What you need to do
Find the word "Belongil" in the material below and gather every line that contains it.

Stored data entries

____

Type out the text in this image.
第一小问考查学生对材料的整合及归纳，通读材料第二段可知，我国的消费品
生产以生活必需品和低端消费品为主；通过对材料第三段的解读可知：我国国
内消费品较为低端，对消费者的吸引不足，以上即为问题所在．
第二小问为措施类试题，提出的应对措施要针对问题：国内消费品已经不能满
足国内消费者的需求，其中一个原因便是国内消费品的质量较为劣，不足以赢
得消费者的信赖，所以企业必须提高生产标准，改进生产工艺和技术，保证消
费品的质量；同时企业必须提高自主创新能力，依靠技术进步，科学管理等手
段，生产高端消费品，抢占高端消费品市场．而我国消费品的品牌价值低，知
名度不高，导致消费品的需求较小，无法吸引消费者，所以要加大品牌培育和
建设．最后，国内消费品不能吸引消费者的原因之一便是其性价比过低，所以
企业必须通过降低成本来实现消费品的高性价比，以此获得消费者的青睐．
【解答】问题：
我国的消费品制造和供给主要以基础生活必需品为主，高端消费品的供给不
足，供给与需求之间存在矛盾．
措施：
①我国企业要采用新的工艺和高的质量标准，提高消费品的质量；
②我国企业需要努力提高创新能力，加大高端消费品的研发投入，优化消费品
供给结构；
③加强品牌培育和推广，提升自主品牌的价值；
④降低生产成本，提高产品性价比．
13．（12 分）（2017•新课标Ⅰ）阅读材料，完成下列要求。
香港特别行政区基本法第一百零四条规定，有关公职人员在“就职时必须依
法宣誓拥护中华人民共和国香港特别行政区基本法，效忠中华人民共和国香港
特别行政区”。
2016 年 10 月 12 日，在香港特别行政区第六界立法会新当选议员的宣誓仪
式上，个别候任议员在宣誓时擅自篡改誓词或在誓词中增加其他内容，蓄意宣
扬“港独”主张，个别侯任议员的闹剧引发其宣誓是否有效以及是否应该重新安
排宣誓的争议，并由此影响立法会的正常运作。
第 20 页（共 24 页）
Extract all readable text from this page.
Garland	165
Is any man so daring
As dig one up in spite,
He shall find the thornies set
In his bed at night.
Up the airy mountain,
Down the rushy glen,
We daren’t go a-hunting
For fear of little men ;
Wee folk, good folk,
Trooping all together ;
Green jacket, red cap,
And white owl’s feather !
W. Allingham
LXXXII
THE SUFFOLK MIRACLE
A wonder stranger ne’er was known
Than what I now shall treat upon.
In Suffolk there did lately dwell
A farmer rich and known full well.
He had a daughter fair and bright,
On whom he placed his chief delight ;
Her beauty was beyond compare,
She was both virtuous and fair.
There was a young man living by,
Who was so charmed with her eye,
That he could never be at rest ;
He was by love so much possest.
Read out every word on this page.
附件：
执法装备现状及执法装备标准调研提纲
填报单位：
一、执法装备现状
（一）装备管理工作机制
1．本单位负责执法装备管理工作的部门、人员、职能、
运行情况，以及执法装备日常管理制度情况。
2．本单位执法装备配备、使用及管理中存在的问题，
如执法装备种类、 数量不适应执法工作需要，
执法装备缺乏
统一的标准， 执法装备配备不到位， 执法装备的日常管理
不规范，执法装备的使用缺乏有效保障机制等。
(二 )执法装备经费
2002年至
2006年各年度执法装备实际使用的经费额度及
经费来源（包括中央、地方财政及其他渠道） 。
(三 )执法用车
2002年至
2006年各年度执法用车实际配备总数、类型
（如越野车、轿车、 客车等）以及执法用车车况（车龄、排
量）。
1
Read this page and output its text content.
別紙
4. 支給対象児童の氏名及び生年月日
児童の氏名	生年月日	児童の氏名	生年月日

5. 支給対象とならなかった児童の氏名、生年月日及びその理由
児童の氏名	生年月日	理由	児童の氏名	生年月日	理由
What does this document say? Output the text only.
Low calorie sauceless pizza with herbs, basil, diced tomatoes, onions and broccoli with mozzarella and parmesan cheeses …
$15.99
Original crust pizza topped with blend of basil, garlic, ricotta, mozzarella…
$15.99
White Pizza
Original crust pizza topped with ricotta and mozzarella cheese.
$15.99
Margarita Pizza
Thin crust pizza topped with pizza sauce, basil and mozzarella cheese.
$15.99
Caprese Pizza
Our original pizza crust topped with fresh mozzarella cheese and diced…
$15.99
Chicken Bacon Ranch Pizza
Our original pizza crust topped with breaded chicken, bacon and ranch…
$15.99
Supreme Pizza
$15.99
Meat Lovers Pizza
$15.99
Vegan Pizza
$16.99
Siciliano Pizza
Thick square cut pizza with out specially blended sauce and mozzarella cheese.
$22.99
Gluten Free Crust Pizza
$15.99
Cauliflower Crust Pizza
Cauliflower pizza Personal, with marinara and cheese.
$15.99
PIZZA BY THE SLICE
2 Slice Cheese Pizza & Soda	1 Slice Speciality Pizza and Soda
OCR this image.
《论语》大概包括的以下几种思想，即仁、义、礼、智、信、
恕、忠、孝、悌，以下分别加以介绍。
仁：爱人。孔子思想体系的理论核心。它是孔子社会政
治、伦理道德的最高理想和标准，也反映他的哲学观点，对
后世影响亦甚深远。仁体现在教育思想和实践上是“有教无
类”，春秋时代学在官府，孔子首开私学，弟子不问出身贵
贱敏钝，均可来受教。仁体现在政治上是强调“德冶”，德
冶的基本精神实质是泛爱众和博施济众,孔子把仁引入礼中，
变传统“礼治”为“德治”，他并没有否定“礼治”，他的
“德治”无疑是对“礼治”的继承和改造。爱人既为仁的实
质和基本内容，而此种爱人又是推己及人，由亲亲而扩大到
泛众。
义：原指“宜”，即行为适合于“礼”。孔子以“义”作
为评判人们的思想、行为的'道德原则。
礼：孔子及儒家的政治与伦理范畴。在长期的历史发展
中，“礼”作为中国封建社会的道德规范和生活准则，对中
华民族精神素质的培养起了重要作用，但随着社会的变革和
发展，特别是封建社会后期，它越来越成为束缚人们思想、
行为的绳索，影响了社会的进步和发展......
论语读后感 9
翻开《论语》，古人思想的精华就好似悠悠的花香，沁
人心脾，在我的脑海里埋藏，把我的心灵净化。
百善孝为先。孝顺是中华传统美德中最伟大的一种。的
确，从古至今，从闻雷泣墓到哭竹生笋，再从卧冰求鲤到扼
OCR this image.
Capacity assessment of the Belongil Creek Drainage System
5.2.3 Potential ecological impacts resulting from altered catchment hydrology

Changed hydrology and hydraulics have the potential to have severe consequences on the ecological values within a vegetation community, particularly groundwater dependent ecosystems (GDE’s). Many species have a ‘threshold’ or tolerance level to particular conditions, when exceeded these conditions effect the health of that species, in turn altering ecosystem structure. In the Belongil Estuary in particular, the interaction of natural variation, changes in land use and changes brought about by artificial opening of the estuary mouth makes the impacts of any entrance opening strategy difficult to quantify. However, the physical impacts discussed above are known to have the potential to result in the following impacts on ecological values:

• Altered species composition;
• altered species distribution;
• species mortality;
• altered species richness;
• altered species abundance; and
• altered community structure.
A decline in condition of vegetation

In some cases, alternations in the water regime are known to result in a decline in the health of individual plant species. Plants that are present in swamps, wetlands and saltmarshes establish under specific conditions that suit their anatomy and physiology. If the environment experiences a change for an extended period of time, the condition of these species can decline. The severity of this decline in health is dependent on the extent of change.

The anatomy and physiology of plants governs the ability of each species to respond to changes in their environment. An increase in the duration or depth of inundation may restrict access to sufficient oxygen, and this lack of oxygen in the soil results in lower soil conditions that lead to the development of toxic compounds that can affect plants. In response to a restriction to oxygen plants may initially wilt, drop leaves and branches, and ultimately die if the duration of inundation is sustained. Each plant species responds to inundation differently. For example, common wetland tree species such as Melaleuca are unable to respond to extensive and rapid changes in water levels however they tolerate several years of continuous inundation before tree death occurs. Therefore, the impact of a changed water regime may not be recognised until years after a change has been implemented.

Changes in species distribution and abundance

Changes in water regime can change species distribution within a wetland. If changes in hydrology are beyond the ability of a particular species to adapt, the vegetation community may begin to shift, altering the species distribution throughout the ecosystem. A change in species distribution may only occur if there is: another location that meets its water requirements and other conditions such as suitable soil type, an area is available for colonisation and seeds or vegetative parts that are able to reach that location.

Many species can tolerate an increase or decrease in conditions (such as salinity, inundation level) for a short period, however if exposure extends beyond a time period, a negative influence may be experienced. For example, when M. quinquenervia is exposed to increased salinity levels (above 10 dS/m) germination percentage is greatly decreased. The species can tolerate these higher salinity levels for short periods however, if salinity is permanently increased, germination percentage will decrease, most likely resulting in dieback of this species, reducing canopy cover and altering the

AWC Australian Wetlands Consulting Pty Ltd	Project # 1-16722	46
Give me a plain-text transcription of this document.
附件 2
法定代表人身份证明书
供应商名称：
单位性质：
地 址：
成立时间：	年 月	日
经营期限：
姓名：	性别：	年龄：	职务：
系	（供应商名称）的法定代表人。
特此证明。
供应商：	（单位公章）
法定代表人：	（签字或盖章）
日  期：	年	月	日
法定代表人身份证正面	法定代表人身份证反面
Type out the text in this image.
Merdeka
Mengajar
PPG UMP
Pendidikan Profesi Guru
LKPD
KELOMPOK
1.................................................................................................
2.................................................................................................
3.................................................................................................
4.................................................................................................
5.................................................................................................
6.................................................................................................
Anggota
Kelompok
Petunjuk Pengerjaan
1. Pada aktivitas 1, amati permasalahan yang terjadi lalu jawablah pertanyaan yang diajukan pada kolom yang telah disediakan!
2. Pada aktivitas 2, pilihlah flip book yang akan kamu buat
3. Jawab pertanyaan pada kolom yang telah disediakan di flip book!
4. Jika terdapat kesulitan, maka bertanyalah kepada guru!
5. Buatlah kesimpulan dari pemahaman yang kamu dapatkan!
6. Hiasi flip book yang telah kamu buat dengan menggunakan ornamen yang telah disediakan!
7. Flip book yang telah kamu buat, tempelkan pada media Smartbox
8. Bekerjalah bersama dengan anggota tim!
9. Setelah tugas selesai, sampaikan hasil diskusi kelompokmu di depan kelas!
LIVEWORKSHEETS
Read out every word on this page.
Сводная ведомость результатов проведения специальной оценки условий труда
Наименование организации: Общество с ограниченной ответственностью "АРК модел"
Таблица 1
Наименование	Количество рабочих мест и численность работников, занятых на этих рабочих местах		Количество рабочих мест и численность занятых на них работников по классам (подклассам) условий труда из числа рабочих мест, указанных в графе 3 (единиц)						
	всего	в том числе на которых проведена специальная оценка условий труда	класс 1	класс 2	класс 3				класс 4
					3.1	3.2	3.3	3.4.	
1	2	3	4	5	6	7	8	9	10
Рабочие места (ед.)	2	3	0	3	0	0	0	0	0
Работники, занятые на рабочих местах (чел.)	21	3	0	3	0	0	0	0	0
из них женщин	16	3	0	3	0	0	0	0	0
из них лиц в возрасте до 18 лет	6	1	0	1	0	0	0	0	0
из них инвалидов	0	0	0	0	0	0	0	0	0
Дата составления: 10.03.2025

____

Result
Capacity assessment of the Belongil Creek Drainage System
Changed hydrology and hydraulics have the potential to have severe consequences on the ecological values within a vegetation community, particularly groundwater dependent ecosystems (GDE’s). Many species have a ‘threshold’ or tolerance level to particular conditions, when exceeded these conditions effect the health of that species, in turn altering ecosystem structure. In the Belongil Estuary in particular, the interaction of natural variation, changes in land use and changes brought about by artificial opening of the estuary mouth makes the impacts of any entrance opening strategy difficult to quantify. However, the physical impacts discussed above are known to have the potential to result in the following impacts on ecological values:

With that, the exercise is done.